**Your objective**
Please find all lines in the data that hold the string "used" and copy them.

**Records shown**
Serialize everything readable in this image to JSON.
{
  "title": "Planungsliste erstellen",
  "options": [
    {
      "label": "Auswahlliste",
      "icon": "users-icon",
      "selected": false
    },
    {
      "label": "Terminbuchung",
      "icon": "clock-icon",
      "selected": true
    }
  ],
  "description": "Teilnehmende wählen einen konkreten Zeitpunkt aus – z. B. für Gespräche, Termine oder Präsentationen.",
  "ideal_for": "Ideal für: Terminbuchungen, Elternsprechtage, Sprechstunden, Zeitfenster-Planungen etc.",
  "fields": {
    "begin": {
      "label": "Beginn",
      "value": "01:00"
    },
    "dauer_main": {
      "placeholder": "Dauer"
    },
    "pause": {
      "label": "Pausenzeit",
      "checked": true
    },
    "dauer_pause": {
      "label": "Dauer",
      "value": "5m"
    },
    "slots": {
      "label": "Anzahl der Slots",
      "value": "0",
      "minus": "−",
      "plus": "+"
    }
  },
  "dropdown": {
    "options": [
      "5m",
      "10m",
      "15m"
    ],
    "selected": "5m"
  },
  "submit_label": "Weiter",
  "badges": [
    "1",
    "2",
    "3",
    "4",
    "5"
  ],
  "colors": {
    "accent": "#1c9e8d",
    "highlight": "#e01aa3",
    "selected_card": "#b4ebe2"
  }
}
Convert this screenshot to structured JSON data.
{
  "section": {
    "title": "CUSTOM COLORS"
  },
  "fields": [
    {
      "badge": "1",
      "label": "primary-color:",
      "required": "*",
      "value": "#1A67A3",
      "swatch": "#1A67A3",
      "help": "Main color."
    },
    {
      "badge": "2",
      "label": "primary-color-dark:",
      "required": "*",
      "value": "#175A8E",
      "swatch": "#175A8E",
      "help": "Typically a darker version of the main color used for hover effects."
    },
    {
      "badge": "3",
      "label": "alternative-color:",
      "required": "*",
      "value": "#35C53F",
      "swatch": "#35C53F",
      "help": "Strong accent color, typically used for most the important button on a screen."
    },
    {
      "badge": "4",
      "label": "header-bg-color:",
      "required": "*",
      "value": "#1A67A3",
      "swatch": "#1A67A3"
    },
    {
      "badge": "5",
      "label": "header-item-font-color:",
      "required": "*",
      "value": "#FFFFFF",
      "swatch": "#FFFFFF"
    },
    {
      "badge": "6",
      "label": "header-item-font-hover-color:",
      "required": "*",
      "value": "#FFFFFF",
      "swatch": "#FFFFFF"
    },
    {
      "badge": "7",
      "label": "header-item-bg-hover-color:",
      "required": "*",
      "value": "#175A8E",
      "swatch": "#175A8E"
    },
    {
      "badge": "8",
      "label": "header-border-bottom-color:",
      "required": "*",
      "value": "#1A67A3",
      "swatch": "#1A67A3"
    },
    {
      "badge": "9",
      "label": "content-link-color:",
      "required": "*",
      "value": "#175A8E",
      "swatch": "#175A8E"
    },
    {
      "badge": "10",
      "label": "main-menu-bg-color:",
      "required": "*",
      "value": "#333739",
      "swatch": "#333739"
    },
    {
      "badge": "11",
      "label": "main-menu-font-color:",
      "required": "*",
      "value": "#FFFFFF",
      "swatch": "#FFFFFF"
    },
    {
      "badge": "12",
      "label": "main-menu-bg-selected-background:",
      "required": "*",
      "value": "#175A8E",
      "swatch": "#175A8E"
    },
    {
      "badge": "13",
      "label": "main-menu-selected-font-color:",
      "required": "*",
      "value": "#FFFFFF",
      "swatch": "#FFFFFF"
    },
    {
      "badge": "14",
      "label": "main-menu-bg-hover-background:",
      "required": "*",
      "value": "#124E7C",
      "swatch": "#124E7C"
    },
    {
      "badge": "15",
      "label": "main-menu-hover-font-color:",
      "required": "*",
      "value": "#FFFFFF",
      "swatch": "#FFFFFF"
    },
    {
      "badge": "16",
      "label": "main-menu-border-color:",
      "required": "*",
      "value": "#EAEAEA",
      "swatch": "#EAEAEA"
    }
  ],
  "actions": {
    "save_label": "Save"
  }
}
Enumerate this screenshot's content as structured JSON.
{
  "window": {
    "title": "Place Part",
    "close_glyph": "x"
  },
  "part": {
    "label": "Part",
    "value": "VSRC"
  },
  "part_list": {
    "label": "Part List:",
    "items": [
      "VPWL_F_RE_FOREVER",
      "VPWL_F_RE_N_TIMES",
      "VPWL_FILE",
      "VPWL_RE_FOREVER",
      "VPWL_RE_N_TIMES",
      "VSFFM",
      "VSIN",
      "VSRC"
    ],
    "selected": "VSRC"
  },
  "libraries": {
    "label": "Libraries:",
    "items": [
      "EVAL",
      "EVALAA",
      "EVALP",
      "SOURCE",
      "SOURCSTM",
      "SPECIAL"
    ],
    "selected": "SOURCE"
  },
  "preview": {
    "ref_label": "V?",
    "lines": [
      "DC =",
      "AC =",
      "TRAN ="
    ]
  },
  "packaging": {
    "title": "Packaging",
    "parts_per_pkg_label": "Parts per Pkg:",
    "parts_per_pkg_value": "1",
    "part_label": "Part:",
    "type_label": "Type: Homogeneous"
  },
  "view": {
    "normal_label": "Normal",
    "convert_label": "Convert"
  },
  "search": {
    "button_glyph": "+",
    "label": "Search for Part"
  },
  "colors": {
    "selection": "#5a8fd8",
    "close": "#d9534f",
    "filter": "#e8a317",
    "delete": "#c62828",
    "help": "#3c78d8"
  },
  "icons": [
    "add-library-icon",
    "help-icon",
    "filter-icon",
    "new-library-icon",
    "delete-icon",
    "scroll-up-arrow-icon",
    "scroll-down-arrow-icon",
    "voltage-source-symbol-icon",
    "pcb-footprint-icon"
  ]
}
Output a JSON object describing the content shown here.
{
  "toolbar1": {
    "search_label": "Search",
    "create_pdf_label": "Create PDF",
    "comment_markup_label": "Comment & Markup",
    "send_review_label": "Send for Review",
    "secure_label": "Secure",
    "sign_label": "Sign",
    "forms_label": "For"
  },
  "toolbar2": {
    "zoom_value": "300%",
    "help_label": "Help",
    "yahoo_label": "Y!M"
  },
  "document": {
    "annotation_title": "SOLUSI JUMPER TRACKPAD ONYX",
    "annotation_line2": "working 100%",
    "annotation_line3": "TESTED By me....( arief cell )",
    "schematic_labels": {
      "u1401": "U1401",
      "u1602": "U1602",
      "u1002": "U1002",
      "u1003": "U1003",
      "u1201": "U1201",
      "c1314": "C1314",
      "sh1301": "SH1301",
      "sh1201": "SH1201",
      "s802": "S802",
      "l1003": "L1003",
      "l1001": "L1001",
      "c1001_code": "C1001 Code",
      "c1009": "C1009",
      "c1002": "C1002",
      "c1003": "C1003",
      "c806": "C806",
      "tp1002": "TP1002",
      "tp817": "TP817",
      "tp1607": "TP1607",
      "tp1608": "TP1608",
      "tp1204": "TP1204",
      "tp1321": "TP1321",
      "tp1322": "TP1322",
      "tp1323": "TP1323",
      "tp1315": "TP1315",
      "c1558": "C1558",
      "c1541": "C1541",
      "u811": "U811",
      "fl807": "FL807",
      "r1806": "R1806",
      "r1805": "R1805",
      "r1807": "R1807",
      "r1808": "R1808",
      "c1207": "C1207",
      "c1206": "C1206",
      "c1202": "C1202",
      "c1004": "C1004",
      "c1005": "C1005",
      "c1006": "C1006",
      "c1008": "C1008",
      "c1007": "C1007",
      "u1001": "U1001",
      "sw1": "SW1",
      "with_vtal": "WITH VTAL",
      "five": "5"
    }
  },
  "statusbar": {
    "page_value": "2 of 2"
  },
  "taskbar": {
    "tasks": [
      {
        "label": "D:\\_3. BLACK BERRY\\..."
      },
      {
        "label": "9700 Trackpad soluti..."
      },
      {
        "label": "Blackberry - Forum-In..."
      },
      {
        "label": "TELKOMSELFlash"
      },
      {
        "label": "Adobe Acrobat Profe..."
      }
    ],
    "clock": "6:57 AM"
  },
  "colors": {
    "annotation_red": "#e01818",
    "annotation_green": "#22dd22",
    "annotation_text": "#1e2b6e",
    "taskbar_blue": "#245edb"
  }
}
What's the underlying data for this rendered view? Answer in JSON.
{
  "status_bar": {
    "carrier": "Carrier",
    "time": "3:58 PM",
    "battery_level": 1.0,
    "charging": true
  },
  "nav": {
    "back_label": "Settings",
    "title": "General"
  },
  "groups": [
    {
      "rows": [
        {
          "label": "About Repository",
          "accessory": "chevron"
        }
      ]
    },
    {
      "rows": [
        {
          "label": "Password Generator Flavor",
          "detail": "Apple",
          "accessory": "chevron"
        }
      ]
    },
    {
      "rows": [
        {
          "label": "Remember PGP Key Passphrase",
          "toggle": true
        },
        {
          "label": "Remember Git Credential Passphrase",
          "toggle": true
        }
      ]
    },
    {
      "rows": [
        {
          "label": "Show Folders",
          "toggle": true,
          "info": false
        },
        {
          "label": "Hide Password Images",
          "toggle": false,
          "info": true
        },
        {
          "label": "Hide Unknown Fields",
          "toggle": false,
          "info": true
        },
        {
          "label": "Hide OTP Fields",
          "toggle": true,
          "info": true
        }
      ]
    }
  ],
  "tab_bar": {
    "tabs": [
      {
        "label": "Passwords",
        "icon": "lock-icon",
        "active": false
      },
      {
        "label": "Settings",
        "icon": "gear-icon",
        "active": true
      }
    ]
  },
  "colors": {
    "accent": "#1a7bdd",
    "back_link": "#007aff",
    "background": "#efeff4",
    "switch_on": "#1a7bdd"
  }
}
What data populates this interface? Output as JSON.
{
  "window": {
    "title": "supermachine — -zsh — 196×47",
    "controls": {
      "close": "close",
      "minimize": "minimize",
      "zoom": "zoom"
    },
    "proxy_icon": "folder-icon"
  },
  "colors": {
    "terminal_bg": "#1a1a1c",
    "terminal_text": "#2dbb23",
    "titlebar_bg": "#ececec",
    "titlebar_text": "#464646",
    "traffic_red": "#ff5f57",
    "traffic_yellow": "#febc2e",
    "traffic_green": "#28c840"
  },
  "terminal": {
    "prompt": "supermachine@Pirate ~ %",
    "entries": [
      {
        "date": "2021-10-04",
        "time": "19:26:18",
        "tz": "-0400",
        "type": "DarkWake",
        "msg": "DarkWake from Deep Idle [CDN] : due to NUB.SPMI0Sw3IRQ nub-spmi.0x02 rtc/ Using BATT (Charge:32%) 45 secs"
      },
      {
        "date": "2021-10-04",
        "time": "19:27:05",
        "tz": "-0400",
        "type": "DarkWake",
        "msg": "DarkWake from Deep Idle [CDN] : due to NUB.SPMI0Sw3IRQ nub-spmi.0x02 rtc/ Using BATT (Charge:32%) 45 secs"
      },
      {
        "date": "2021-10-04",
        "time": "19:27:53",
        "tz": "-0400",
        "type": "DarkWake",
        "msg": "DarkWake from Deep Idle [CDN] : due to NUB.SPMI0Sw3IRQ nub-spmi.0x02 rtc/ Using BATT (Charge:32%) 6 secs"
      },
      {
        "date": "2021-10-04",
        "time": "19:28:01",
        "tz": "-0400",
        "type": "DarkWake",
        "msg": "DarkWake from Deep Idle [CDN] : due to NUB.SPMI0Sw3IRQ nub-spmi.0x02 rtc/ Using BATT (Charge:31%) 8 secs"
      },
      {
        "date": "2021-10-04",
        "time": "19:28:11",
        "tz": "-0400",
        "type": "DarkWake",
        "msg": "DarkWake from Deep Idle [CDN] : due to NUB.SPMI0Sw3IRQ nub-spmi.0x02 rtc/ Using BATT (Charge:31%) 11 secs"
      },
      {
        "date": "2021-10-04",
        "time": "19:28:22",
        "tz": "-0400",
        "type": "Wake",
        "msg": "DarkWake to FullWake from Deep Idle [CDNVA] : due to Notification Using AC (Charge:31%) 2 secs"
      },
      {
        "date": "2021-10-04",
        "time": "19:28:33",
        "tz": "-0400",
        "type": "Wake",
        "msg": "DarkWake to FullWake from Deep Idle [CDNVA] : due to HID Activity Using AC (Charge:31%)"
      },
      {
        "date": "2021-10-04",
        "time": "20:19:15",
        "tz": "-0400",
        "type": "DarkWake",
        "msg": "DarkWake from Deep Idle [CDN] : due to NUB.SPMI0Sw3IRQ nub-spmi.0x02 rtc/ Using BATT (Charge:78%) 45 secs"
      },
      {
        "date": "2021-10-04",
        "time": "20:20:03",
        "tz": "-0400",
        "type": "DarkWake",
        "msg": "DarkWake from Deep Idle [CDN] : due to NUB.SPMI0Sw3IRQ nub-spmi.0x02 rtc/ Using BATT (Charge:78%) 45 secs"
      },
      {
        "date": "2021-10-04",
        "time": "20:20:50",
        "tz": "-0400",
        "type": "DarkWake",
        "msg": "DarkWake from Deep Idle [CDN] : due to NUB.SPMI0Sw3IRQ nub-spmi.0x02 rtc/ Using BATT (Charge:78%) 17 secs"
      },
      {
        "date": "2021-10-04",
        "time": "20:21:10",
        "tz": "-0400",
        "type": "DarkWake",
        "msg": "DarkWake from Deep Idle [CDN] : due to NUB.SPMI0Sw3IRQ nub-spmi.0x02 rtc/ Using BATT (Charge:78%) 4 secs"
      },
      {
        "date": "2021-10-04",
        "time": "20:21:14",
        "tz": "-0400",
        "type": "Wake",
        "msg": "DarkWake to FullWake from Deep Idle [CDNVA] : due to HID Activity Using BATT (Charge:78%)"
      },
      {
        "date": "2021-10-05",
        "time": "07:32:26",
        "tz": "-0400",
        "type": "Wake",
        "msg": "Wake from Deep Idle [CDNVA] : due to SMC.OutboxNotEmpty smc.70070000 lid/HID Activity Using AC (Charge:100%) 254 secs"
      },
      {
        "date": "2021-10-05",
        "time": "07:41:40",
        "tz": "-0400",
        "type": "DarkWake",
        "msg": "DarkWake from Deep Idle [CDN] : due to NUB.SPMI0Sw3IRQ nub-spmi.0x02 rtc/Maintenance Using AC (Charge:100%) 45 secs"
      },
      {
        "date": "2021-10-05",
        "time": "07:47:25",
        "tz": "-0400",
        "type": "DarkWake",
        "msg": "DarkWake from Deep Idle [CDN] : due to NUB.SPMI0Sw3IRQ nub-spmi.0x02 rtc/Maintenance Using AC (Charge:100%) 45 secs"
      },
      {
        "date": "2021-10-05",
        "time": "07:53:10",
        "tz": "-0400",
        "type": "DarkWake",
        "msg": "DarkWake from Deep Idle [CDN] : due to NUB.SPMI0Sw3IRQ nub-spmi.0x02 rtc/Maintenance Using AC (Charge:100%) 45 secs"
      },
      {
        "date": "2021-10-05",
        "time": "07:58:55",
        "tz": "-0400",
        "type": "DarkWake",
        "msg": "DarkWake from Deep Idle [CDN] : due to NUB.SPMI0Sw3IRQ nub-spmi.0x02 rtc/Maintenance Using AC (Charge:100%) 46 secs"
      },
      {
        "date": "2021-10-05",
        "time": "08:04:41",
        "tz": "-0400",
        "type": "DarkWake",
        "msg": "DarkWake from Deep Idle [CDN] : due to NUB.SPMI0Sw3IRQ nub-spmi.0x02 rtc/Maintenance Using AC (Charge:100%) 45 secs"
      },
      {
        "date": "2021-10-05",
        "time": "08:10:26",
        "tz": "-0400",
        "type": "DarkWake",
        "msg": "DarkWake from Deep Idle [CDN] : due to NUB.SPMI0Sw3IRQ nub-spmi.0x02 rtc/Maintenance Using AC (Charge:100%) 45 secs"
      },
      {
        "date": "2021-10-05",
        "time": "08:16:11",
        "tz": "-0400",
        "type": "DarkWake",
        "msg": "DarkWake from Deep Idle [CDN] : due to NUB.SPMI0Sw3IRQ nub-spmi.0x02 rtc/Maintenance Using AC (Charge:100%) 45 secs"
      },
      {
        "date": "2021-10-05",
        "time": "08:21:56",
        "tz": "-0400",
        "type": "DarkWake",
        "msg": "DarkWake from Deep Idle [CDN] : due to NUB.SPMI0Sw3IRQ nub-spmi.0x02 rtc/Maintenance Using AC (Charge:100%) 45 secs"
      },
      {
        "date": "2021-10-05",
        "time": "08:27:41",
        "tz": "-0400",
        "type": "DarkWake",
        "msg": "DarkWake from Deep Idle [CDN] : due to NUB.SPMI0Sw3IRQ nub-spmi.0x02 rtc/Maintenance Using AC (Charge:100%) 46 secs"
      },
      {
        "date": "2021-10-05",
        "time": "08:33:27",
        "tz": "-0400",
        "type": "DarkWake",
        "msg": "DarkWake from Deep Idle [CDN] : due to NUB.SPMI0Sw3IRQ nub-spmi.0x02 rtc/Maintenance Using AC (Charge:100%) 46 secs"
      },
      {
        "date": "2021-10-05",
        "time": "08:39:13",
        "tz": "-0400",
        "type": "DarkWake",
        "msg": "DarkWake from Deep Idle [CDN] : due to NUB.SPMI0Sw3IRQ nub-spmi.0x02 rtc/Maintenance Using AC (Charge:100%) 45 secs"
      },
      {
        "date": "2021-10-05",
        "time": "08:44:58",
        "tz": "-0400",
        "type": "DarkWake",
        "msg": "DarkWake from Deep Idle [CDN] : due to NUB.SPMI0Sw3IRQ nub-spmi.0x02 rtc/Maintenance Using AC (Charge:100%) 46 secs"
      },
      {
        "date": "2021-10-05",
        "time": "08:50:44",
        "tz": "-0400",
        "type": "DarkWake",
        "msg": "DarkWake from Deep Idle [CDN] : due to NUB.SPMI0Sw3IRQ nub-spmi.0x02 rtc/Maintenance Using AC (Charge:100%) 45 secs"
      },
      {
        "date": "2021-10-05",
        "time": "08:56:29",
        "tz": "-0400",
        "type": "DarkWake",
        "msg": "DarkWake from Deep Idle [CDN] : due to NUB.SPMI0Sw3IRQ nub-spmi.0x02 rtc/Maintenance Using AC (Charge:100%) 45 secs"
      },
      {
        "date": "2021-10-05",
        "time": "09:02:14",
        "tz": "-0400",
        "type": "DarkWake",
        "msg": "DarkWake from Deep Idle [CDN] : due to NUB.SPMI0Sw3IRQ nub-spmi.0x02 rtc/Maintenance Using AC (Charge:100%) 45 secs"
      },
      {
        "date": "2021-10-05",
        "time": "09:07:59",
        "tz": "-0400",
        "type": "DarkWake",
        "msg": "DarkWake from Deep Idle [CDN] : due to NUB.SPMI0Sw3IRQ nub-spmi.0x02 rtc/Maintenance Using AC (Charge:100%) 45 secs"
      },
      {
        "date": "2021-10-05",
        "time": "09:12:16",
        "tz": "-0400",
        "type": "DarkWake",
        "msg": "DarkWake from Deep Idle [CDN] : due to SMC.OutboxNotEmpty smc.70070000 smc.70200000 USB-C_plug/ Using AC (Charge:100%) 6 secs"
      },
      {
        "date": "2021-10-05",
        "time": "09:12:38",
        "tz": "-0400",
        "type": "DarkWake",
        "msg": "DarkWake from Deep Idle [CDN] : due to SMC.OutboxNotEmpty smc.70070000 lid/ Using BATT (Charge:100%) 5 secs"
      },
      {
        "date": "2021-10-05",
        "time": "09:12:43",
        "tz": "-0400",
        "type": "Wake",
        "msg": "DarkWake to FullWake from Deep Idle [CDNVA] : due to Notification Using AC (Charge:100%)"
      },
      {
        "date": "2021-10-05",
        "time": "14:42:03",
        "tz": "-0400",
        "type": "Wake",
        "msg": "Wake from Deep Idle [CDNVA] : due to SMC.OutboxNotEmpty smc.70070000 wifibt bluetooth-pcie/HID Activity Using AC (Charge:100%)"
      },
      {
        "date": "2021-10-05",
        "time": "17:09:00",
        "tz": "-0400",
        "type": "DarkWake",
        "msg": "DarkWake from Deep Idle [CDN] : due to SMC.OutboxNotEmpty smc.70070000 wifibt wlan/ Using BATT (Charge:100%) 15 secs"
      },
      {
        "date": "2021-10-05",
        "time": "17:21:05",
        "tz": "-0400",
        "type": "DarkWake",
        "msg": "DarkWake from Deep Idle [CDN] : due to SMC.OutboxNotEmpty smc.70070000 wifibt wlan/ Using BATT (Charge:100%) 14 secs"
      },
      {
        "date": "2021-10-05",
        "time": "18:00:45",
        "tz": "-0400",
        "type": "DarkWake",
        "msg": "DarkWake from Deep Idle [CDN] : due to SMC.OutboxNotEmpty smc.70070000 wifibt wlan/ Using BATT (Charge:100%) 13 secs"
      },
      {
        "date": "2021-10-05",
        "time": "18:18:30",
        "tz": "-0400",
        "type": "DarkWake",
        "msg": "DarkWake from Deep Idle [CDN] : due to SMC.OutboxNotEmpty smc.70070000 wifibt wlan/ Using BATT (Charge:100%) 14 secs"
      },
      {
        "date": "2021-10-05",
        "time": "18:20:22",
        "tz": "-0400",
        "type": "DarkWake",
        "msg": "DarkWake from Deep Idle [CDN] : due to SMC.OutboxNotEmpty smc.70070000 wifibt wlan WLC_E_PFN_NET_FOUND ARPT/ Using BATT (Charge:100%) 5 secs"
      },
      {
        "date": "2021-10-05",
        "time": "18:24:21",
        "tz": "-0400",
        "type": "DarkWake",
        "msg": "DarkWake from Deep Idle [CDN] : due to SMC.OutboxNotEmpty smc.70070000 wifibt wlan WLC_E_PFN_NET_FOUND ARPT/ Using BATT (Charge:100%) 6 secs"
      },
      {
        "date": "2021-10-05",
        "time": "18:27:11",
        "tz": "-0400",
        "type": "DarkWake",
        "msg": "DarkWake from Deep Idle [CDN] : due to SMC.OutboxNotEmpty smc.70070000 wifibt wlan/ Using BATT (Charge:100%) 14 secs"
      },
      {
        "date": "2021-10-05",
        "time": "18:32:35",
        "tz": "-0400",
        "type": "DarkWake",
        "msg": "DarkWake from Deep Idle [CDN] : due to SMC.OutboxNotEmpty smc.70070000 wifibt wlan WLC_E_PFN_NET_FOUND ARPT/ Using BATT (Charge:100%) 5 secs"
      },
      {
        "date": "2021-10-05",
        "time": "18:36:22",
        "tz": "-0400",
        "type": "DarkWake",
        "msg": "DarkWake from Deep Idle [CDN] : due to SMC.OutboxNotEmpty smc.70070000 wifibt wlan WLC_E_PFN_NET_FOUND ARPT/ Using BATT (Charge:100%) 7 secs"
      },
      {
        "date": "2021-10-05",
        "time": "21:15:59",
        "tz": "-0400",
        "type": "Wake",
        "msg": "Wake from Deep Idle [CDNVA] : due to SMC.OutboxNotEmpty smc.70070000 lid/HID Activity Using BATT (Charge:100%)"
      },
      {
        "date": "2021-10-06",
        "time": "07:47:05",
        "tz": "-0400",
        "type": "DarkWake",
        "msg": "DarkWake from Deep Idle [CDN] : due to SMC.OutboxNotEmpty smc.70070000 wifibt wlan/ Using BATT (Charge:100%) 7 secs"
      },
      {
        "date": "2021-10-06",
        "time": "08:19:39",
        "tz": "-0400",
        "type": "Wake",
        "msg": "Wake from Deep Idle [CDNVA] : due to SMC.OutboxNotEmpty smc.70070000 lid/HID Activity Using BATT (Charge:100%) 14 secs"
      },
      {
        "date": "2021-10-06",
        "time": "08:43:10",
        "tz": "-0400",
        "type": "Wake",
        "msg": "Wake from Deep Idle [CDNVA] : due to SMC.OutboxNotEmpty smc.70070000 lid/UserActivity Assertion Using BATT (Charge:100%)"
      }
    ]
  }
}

**Full response**
      "help": "Typically a darker version of the main color used for hover effects."
      "help": "Strong accent color, typically used for most the important button on a screen."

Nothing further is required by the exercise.